• [BRIEF]
Copy the stretch of lines from the one containing "- toc-entry-description-line: [7, 611, 577, 638]" through the one containing "- toc-entry-title-line: ИСТОРИЯ: ВСЕ", swapping "музыканта" for "гитариста" and leaving everything else unchanged. Give back only those lines.

((

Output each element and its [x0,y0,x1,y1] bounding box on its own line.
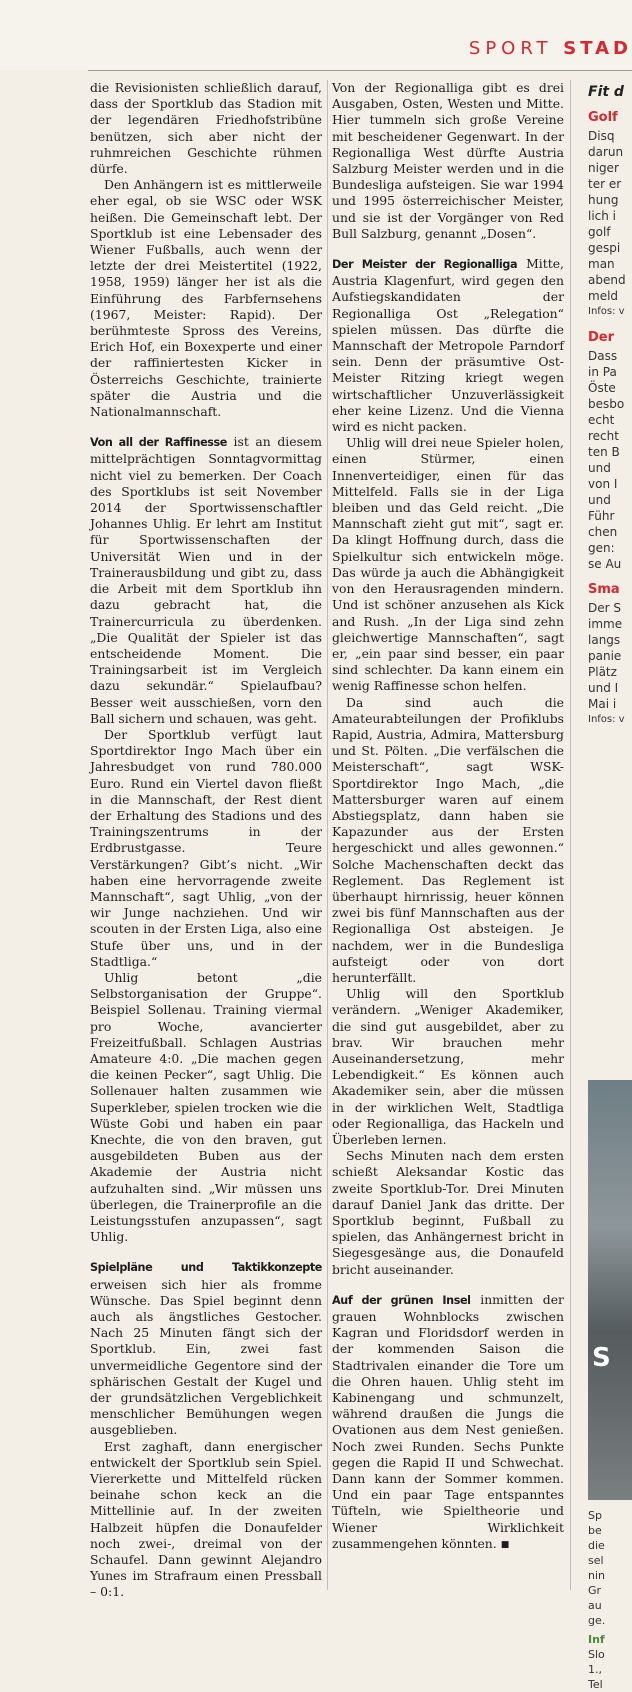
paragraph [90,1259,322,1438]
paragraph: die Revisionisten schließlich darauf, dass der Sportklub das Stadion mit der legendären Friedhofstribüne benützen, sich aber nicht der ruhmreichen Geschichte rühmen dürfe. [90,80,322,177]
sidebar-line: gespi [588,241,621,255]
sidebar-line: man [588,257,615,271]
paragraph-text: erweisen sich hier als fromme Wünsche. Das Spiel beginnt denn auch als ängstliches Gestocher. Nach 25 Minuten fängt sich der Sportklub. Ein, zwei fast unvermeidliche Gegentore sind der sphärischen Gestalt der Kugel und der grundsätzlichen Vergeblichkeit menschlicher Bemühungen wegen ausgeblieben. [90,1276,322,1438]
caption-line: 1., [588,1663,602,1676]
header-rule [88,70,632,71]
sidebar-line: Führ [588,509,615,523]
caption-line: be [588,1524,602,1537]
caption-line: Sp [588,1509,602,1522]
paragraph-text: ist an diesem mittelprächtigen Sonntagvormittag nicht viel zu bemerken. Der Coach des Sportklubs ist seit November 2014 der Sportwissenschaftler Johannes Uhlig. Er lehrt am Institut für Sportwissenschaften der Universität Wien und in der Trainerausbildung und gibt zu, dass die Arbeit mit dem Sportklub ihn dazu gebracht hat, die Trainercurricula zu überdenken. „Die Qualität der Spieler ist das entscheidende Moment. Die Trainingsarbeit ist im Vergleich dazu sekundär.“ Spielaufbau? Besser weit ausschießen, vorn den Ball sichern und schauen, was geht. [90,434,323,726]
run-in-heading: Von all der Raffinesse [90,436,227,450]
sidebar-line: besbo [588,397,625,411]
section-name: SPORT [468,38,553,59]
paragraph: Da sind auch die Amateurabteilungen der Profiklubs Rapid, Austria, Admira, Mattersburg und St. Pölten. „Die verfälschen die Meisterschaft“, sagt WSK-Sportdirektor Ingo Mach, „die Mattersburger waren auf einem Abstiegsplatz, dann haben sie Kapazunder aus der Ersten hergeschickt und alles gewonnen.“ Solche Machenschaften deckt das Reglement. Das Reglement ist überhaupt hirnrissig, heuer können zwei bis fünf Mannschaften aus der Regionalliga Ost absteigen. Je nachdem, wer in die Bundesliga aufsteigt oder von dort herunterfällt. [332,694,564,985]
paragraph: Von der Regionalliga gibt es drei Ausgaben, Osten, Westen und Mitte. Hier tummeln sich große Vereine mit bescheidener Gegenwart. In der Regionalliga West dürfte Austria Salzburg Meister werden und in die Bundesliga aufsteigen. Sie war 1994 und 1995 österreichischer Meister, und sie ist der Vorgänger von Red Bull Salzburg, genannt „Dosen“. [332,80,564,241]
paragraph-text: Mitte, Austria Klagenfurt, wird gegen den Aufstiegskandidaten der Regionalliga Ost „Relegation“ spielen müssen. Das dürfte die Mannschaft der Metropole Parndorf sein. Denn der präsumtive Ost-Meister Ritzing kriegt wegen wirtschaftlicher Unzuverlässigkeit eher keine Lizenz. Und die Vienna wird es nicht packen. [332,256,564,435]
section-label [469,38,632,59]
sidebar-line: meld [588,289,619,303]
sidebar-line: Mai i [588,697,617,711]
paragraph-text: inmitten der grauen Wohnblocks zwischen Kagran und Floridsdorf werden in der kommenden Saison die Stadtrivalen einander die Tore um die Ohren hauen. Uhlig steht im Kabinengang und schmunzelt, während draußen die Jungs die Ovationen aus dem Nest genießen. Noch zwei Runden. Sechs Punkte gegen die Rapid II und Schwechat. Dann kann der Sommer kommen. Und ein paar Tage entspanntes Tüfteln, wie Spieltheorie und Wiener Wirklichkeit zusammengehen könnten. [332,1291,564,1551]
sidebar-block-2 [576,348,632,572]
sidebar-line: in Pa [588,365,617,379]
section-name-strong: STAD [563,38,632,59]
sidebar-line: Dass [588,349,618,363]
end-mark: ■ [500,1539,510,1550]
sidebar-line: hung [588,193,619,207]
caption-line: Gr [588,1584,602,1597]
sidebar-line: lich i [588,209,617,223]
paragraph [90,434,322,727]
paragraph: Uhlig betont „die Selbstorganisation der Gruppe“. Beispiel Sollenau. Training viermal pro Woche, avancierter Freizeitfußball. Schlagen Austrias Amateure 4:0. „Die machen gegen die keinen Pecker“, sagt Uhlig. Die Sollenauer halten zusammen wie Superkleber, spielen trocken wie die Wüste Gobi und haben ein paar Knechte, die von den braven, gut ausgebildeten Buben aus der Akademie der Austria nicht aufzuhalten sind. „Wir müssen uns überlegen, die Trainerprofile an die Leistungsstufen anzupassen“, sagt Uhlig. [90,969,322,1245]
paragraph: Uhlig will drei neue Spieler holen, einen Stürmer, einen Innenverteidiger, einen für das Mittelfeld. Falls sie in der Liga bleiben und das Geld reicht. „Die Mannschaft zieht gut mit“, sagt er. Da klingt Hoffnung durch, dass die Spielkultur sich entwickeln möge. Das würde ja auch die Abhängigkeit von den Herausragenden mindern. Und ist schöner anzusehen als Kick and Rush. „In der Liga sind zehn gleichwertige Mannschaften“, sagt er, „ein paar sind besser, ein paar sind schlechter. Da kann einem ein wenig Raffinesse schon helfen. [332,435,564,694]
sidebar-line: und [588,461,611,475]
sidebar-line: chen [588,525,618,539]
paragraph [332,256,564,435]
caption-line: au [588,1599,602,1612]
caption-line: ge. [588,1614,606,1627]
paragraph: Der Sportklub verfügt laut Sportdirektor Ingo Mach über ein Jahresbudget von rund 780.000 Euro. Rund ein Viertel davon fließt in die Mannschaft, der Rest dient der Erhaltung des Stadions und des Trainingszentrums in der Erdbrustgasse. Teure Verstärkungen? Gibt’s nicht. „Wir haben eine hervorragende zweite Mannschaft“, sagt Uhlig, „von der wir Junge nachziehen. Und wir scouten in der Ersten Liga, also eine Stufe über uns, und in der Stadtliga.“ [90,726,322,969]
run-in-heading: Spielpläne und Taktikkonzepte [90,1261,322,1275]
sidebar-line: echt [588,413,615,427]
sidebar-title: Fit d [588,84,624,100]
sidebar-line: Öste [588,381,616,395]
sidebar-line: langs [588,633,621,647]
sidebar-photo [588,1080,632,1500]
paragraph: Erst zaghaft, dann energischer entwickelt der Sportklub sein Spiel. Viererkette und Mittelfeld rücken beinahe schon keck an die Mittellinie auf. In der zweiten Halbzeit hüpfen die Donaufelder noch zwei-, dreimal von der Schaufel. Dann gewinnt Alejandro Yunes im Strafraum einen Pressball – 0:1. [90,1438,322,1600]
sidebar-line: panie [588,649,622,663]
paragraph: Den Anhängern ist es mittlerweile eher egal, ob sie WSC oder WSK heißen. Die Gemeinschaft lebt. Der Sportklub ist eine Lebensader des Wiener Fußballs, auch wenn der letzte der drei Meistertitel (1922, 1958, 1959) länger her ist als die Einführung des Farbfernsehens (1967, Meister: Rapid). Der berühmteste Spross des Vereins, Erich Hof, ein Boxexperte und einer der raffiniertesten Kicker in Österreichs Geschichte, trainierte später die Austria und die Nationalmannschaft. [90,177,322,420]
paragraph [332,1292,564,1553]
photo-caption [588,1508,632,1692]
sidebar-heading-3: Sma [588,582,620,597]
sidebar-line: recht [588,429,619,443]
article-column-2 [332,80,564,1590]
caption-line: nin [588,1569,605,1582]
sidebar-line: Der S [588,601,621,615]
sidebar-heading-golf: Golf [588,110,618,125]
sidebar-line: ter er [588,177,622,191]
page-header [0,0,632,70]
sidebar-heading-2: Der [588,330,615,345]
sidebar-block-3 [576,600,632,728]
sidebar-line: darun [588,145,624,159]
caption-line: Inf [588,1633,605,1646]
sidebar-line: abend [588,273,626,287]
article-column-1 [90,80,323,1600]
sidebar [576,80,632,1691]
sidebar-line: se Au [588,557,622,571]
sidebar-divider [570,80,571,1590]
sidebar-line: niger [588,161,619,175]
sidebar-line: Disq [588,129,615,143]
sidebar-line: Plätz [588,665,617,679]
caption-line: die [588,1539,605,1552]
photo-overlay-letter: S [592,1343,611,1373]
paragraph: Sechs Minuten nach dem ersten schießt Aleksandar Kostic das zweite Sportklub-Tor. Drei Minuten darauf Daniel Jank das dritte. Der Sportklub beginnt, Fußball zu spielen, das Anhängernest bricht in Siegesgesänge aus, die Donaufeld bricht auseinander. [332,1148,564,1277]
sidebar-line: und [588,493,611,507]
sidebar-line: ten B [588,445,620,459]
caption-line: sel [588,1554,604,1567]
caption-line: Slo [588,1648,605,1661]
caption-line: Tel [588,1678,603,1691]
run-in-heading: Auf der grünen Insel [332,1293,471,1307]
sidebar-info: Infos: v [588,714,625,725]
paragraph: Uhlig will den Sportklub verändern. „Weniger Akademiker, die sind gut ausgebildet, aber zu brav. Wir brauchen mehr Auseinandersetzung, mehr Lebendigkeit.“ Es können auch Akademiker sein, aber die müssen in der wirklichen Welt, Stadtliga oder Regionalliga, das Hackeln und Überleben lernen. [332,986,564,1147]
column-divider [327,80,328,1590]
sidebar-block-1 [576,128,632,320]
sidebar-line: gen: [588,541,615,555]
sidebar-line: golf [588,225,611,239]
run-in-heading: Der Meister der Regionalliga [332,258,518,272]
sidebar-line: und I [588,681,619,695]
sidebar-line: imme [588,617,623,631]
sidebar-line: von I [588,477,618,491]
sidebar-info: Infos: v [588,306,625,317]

))
((

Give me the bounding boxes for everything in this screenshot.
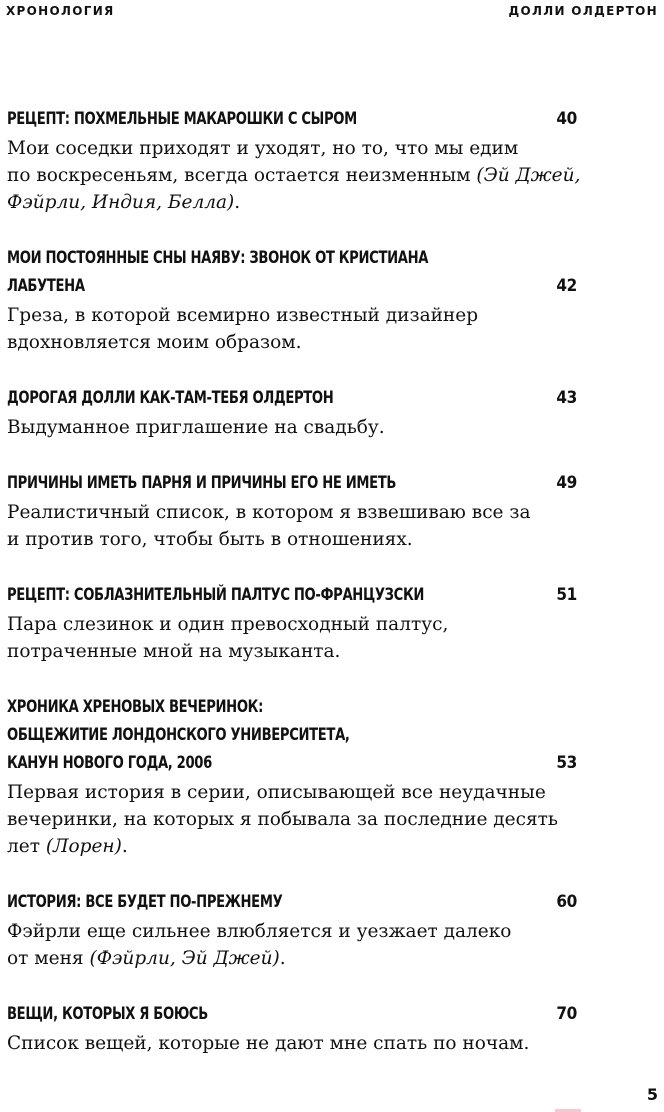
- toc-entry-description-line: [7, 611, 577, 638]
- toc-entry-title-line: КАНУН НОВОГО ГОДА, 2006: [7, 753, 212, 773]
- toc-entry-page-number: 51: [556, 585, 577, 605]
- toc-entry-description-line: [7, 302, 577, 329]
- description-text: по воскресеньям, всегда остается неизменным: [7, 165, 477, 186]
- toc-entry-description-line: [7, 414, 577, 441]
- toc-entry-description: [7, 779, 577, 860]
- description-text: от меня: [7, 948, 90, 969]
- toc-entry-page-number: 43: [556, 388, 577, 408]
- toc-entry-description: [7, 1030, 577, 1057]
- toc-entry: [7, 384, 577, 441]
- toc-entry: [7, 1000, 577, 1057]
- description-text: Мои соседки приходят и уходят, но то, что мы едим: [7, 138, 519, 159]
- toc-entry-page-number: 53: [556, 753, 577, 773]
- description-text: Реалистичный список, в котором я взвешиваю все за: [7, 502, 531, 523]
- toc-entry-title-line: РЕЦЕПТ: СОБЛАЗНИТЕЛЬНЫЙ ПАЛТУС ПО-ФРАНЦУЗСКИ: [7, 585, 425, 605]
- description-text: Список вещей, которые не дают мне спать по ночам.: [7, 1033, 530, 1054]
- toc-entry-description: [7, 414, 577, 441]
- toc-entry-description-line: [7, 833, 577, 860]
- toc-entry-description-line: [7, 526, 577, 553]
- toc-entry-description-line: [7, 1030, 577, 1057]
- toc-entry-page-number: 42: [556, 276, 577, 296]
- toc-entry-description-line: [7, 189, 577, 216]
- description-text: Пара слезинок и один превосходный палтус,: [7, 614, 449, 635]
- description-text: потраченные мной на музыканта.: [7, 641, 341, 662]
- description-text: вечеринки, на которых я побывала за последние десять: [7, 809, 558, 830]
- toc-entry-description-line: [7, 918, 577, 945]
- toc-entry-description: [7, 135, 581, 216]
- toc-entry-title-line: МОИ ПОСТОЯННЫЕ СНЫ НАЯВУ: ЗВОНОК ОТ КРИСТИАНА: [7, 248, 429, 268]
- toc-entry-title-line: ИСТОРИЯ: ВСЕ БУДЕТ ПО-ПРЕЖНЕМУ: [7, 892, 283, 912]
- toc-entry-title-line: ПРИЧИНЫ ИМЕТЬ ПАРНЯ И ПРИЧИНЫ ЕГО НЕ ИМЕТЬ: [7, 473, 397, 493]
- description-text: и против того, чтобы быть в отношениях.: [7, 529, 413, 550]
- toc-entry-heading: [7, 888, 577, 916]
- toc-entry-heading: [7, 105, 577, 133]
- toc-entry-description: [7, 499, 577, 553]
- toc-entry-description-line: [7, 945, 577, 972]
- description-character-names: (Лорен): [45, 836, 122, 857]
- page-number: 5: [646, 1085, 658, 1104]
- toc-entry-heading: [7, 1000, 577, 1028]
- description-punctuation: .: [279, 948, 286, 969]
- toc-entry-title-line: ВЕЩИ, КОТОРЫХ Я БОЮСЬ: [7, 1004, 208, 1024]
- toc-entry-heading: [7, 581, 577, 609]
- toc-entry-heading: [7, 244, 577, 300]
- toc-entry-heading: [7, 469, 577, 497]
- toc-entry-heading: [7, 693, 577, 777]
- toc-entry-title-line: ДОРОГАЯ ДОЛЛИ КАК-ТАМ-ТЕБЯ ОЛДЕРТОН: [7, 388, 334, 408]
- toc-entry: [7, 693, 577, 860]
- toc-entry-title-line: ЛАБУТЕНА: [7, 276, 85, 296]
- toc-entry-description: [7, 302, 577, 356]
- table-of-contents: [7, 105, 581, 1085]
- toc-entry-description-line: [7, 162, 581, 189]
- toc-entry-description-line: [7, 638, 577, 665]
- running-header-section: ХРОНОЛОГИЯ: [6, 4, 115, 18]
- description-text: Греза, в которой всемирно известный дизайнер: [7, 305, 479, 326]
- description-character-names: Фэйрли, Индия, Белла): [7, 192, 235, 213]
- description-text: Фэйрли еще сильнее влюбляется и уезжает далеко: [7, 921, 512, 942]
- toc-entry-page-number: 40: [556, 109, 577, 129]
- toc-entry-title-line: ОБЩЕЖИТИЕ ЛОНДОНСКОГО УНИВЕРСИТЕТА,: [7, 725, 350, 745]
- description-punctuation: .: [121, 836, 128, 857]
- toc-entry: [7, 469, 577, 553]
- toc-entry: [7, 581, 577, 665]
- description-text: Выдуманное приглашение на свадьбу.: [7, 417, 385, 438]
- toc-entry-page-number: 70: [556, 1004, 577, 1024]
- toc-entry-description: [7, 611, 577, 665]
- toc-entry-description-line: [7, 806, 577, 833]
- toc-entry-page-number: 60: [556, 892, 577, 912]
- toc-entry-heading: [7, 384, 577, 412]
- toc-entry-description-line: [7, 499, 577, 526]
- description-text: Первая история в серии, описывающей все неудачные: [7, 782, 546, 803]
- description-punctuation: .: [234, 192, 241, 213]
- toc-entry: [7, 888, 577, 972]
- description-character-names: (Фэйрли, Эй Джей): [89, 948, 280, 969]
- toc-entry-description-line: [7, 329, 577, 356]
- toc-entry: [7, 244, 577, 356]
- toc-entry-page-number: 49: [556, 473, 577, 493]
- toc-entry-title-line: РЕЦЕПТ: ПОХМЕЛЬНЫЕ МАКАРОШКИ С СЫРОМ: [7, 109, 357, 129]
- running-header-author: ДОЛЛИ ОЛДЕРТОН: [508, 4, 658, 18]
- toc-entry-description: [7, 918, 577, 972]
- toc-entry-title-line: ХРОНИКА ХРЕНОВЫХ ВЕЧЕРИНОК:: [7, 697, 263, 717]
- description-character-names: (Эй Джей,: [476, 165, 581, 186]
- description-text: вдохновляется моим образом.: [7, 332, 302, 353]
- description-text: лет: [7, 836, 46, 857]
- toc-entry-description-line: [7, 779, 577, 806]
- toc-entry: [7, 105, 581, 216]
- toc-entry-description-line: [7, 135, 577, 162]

))

• [ANSWER TO THIS PROBLEM]
- toc-entry-description-line: [7, 611, 577, 638]
- toc-entry-title-line: КАНУН НОВОГО ГОДА, 2006: [7, 753, 212, 773]
- toc-entry-page-number: 51: [556, 585, 577, 605]
- toc-entry-description-line: [7, 302, 577, 329]
- description-text: по воскресеньям, всегда остается неизменным: [7, 165, 477, 186]
- toc-entry-description-line: [7, 414, 577, 441]
- toc-entry-description: [7, 779, 577, 860]
- description-text: от меня: [7, 948, 90, 969]
- toc-entry-page-number: 43: [556, 388, 577, 408]
- toc-entry-description: [7, 1030, 577, 1057]
- toc-entry: [7, 384, 577, 441]
- toc-entry: [7, 1000, 577, 1057]
- description-text: Мои соседки приходят и уходят, но то, что мы едим: [7, 138, 519, 159]
- toc-entry-page-number: 53: [556, 753, 577, 773]
- description-text: Реалистичный список, в котором я взвешиваю все за: [7, 502, 531, 523]
- toc-entry-title-line: РЕЦЕПТ: СОБЛАЗНИТЕЛЬНЫЙ ПАЛТУС ПО-ФРАНЦУЗСКИ: [7, 585, 425, 605]
- description-text: Список вещей, которые не дают мне спать по ночам.: [7, 1033, 530, 1054]
- toc-entry-description: [7, 414, 577, 441]
- toc-entry-description-line: [7, 833, 577, 860]
- toc-entry-description-line: [7, 526, 577, 553]
- toc-entry-description-line: [7, 1030, 577, 1057]
- toc-entry-page-number: 42: [556, 276, 577, 296]
- toc-entry-description-line: [7, 189, 577, 216]
- description-text: Пара слезинок и один превосходный палтус,: [7, 614, 449, 635]
- description-text: потраченные мной на гитариста.: [7, 641, 341, 662]
- description-text: вечеринки, на которых я побывала за последние десять: [7, 809, 558, 830]
- toc-entry-description-line: [7, 918, 577, 945]
- toc-entry-description: [7, 135, 581, 216]
- toc-entry-title-line: МОИ ПОСТОЯННЫЕ СНЫ НАЯВУ: ЗВОНОК ОТ КРИСТИАНА: [7, 248, 429, 268]
- toc-entry-title-line: ИСТОРИЯ: ВСЕ БУДЕТ ПО-ПРЕЖНЕМУ: [7, 892, 283, 912]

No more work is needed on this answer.